**GOAL:** Omit images. Retype all entries verbatim.

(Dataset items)
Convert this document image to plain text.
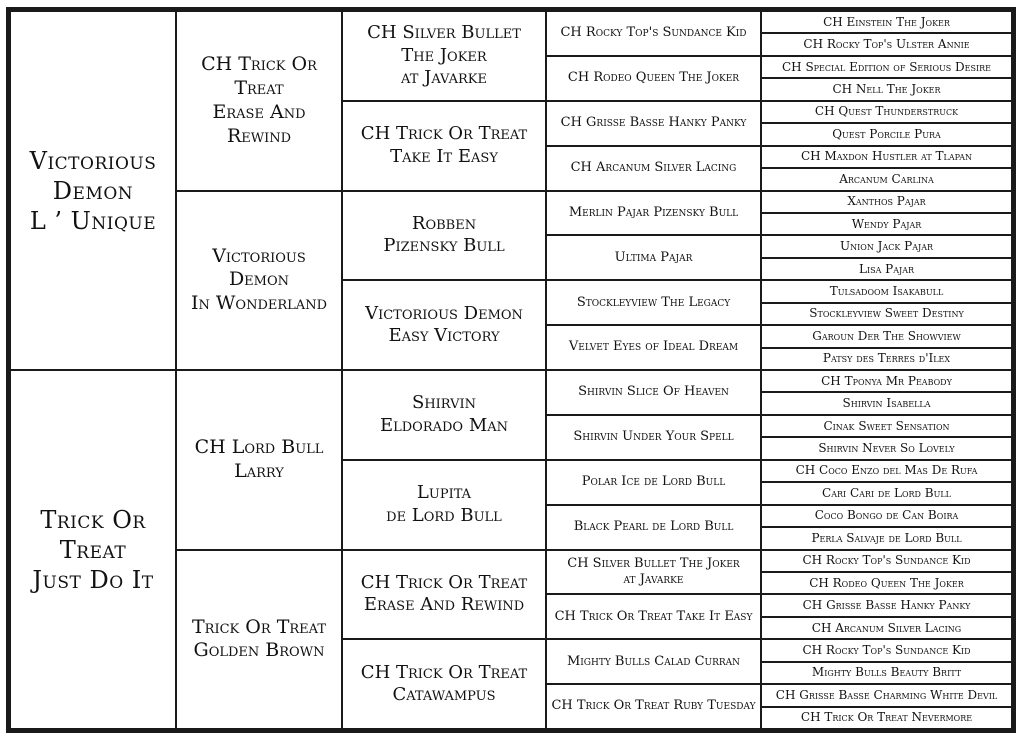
Victorious
Demon
L ’ Unique
Trick Or Treat
Just Do It
CH Trick Or Treat
Erase And Rewind
Victorious Demon
In Wonderland
CH Lord Bull
Larry
Trick Or Treat
Golden Brown
CH Silver Bullet
The Joker
at Javarke
CH Trick Or Treat
Take It Easy
Robben
Pizensky Bull
Victorious Demon
Easy Victory
Shirvin
Eldorado Man
Lupita
de Lord Bull
CH Trick Or Treat
Erase And Rewind
CH Trick Or Treat
Catawampus
CH Rocky Top's Sundance Kid
CH Rodeo Queen The Joker
CH Grisse Basse Hanky Panky
CH Arcanum Silver Lacing
Merlin Pajar Pizensky Bull
Ultima Pajar
Stockleyview The Legacy
Velvet Eyes of Ideal Dream
Shirvin Slice Of Heaven
Shirvin Under Your Spell
Polar Ice de Lord Bull
Black Pearl de Lord Bull
CH Silver Bullet The Joker
at Javarke
CH Trick Or Treat Take It Easy
Mighty Bulls Calad Curran
CH Trick Or Treat Ruby Tuesday
CH Einstein The Joker
CH Rocky Top's Ulster Annie
CH Special Edition of Serious Desire
CH Nell The Joker
CH Quest Thunderstruck
Quest Porcile Pura
CH Maxdon Hustler at Tlapan
Arcanum Carlina
Xanthos Pajar
Wendy Pajar
Union Jack Pajar
Lisa Pajar
Tulsadoom Isakabull
Stockleyview Sweet Destiny
Garoun Der The Showview
Patsy des Terres d'Ilex
CH Tponya Mr Peabody
Shirvin Isabella
Cinak Sweet Sensation
Shirvin Never So Lovely
CH Coco Enzo del Mas De Rufa
Cari Cari de Lord Bull
Coco Bongo de Can Boira
Perla Salvaje de Lord Bull
CH Rocky Top's Sundance Kid
CH Rodeo Queen The Joker
CH Grisse Basse Hanky Panky
CH Arcanum Silver Lacing
CH Rocky Top's Sundance Kid
Mighty Bulls Beauty Britt
CH Grisse Basse Charming White Devil
CH Trick Or Treat Nevermore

**RESULT FOR THIS TASK:**
Convert this document image to plain text.
Victorious
Demon
L ’ Unique
Trick Or Treat
Just Do It
CH Trick Or Treat
Erase And Rewind
Victorious Demon
In Wonderland
CH Lord Bull
Larry
Trick Or Treat
Golden Brown
CH Silver Bullet
The Joker
at Javarke
CH Trick Or Treat
Take It Easy
Robben
Pizensky Bull
Victorious Demon
Easy Victory
Shirvin
Eldorado Man
Lupita
de Lord Bull
CH Trick Or Treat
Erase And Rewind
CH Trick Or Treat
Catawampus
CH Rocky Top's Sundance Kid
CH Rodeo Queen The Joker
CH Grisse Basse Hanky Panky
CH Arcanum Silver Lacing
Merlin Pajar Pizensky Bull
Ultima Pajar
Stockleyview The Legacy
Velvet Eyes of Ideal Dream
Shirvin Slice Of Heaven
Shirvin Under Your Spell
Polar Ice de Lord Bull
Black Pearl de Lord Bull
CH Silver Bullet The Joker
at Javarke
CH Trick Or Treat Take It Easy
Mighty Bulls Calad Curran
CH Trick Or Treat Ruby Tuesday
CH Einstein The Joker
CH Rocky Top's Ulster Annie
CH Special Edition of Serious Desire
CH Nell The Joker
CH Quest Thunderstruck
Quest Porcile Pura
CH Maxdon Hustler at Tlapan
Arcanum Carlina
Xanthos Pajar
Wendy Pajar
Union Jack Pajar
Lisa Pajar
Tulsadoom Isakabull
Stockleyview Sweet Destiny
Garoun Der The Showview
Patsy des Terres d'Ilex
CH Tponya Mr Peabody
Shirvin Isabella
Cinak Sweet Sensation
Shirvin Never So Lovely
CH Coco Enzo del Mas De Rufa
Cari Cari de Lord Bull
Coco Bongo de Can Boira
Perla Salvaje de Lord Bull
CH Rocky Top's Sundance Kid
CH Rodeo Queen The Joker
CH Grisse Basse Hanky Panky
CH Arcanum Silver Lacing
CH Rocky Top's Sundance Kid
Mighty Bulls Beauty Britt
CH Grisse Basse Charming White Devil
CH Trick Or Treat Nevermore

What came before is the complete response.